■ Chart and figure data:
(begin)

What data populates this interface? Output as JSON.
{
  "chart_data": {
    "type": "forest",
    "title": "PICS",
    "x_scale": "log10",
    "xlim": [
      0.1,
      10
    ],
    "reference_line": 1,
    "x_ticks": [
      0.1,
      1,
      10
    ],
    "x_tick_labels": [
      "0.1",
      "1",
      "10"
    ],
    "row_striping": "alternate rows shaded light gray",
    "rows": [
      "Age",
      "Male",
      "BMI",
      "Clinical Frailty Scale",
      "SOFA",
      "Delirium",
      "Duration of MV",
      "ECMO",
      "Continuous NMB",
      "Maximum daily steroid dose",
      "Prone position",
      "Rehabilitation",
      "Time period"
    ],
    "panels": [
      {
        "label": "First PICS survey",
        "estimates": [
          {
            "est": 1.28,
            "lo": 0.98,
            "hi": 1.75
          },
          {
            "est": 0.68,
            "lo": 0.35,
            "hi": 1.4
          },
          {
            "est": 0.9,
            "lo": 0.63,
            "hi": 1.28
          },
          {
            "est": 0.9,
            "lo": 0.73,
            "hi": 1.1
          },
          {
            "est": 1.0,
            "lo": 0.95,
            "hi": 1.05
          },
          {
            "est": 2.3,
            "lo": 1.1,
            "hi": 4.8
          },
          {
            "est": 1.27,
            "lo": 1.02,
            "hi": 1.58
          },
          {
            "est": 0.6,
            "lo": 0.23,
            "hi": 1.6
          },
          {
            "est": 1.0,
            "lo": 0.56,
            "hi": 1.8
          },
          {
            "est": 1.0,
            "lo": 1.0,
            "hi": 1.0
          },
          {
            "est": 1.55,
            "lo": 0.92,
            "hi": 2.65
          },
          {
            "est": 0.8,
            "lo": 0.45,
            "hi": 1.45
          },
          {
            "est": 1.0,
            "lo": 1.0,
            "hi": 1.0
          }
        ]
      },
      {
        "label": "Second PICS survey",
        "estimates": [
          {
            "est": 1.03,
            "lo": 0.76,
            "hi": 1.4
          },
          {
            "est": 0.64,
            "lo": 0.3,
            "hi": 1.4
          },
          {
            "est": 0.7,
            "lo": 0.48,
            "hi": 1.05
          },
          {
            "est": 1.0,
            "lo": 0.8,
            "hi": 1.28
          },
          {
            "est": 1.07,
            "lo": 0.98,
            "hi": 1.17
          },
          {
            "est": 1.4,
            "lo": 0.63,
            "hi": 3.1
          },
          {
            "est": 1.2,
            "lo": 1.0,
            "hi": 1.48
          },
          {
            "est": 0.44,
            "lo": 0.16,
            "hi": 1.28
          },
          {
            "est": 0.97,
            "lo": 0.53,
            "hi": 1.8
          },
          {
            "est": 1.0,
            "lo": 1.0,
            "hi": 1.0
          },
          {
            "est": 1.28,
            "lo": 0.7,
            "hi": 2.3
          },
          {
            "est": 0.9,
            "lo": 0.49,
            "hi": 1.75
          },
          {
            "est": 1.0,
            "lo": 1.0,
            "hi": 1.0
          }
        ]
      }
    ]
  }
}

(end)

■ REQUIREMENTS: In the entries above, identify every line with the string "rows".

■ EXERCISE ANSWER:
    "row_striping": "alternate rows shaded light gray",
    "rows": [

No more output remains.